-- begin Input records --
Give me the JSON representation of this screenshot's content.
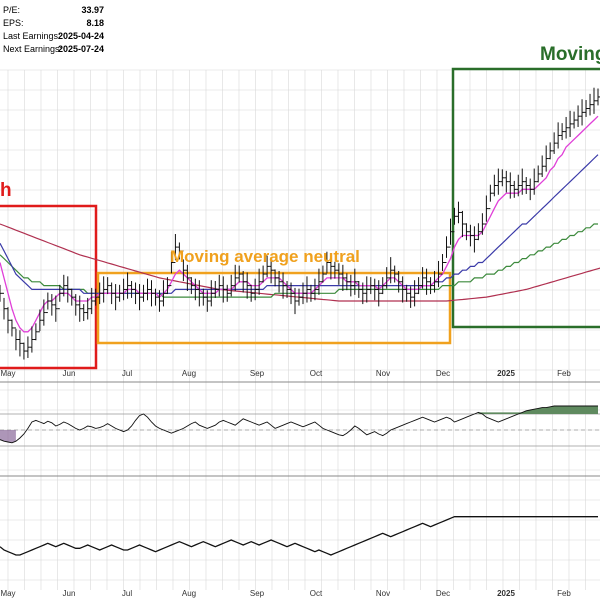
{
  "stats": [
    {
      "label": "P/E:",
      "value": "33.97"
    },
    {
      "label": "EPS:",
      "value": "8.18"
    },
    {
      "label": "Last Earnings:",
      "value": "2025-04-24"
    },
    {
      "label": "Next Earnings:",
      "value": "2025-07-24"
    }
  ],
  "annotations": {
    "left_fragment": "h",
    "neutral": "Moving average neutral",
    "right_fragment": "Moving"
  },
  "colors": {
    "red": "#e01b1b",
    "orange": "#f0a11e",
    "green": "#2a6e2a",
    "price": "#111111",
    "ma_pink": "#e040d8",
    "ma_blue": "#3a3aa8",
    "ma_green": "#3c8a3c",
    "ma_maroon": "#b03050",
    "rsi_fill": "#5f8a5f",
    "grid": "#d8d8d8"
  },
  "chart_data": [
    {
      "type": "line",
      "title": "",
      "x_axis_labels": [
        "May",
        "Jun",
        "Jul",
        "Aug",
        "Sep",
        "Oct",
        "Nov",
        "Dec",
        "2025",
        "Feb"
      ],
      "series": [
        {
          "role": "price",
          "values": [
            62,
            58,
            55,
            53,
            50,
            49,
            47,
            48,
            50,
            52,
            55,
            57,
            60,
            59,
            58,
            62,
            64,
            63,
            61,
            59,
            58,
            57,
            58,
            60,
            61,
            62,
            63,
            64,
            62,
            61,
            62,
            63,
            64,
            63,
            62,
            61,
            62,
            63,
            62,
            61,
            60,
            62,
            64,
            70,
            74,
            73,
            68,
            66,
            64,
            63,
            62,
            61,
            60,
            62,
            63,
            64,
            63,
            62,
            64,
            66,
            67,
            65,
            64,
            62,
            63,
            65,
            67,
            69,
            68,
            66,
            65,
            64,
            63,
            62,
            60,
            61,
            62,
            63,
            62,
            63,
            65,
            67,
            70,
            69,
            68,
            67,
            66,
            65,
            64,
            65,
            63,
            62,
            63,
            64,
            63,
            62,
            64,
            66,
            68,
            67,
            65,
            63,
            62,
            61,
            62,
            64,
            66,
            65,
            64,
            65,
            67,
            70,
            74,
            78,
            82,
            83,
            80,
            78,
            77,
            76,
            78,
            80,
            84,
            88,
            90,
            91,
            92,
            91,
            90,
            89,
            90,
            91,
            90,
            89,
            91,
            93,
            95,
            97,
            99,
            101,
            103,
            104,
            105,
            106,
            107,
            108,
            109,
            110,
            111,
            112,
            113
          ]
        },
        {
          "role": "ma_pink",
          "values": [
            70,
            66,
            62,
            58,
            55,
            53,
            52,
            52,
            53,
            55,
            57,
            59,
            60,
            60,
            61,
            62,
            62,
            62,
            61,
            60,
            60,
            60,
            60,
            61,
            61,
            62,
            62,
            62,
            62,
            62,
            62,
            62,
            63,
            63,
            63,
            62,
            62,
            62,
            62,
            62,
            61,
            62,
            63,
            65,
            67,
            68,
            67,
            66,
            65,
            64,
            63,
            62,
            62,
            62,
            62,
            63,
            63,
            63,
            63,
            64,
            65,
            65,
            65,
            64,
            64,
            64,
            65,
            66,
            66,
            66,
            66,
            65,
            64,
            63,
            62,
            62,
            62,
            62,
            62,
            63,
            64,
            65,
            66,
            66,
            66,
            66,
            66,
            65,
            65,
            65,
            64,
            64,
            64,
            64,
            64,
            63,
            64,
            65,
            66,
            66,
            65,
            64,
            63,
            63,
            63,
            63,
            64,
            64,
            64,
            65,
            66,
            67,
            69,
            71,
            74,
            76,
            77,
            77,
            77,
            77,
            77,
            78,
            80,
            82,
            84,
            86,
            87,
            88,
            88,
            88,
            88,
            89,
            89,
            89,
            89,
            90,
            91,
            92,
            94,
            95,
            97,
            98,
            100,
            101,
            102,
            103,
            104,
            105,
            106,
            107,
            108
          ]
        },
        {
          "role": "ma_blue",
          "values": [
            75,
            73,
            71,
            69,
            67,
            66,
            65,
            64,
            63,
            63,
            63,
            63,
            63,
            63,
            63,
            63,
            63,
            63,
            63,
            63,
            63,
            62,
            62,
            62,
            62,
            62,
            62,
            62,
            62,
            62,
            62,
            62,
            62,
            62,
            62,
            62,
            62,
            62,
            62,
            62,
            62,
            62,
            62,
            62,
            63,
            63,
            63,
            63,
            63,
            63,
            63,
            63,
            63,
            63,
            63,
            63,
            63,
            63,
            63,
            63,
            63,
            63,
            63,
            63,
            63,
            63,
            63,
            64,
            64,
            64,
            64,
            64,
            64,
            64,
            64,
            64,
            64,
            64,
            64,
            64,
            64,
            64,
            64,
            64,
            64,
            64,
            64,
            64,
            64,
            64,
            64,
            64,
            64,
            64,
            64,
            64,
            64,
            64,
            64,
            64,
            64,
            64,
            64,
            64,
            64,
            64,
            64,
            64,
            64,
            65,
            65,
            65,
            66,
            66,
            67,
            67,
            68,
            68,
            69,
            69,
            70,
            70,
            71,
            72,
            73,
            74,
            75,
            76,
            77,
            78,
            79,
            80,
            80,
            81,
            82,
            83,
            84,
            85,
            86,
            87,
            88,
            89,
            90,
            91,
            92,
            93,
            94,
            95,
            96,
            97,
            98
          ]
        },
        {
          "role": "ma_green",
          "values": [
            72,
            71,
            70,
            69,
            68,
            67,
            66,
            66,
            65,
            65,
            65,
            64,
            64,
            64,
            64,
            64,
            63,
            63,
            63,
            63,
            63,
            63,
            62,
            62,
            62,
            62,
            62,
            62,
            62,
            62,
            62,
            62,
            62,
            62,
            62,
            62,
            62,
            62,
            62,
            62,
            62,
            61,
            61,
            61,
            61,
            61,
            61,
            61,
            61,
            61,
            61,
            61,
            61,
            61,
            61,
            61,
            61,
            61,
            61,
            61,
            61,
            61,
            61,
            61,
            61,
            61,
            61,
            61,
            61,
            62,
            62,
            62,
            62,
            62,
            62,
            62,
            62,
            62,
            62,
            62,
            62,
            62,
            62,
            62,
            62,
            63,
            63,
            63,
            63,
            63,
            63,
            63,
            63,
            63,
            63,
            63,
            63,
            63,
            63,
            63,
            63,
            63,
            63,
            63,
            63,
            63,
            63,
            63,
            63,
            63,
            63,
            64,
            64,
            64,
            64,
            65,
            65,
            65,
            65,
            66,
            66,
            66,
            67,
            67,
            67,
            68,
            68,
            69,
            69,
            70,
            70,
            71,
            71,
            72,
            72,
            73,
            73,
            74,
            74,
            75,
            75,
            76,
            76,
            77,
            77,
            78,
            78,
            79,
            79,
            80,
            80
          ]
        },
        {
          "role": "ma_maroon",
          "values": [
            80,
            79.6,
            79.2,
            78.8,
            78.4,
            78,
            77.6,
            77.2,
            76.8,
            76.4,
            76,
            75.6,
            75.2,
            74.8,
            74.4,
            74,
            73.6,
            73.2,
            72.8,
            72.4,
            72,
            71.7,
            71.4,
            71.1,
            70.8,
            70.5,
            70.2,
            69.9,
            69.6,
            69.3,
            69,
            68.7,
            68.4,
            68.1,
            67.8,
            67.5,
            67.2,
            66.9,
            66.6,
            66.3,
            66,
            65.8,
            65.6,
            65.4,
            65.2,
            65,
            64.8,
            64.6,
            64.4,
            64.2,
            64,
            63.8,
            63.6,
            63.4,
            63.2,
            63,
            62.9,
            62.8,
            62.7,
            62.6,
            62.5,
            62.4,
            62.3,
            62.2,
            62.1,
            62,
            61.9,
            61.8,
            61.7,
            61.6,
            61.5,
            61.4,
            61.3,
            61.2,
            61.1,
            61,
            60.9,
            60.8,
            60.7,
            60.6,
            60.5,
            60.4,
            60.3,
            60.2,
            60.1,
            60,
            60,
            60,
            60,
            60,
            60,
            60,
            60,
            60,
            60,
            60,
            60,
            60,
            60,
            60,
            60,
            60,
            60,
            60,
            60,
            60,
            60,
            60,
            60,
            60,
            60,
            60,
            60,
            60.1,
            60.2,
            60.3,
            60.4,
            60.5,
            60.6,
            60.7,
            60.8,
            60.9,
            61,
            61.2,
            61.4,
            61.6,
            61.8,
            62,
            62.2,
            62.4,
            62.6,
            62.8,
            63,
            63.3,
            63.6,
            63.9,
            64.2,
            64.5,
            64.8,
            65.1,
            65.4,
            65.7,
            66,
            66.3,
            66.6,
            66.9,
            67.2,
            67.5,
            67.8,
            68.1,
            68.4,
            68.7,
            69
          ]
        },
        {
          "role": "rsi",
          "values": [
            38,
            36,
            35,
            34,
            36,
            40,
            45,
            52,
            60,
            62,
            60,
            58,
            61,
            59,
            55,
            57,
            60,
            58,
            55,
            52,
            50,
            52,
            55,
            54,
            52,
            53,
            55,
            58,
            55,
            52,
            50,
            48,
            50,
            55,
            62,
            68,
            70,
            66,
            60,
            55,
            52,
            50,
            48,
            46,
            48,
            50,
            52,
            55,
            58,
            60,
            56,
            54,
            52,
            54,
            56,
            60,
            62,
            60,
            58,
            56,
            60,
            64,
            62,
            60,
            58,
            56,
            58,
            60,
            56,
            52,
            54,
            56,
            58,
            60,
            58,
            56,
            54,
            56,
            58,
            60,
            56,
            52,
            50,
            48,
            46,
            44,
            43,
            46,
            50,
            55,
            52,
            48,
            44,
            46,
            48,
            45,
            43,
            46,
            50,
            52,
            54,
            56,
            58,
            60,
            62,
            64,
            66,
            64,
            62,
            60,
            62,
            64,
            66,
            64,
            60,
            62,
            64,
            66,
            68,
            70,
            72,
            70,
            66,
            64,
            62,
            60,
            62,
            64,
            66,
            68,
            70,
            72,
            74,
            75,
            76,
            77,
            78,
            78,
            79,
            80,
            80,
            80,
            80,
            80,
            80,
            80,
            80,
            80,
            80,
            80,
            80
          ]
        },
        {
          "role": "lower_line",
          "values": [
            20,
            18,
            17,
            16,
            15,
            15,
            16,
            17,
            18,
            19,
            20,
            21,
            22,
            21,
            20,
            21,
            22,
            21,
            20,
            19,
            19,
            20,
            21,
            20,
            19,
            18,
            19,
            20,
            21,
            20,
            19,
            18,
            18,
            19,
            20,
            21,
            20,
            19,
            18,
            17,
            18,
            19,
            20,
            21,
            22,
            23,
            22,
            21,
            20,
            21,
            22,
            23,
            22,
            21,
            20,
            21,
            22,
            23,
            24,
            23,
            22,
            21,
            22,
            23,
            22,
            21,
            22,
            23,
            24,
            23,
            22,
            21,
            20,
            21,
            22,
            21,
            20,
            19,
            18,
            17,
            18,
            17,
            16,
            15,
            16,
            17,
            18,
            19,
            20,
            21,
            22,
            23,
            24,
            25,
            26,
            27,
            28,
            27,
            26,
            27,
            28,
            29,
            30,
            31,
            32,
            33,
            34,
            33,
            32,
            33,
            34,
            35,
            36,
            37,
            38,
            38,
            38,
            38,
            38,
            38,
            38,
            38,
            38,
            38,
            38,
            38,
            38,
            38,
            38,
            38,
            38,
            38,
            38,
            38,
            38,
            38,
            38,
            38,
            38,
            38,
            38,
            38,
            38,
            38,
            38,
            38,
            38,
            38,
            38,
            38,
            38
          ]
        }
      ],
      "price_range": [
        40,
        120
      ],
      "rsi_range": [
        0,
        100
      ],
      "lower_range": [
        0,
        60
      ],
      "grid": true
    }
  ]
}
-- end Input records --
### [Written problem]
Each line in the material either holds the string "Moving" or does not. State how many do, and nothing else.

### [Response]
2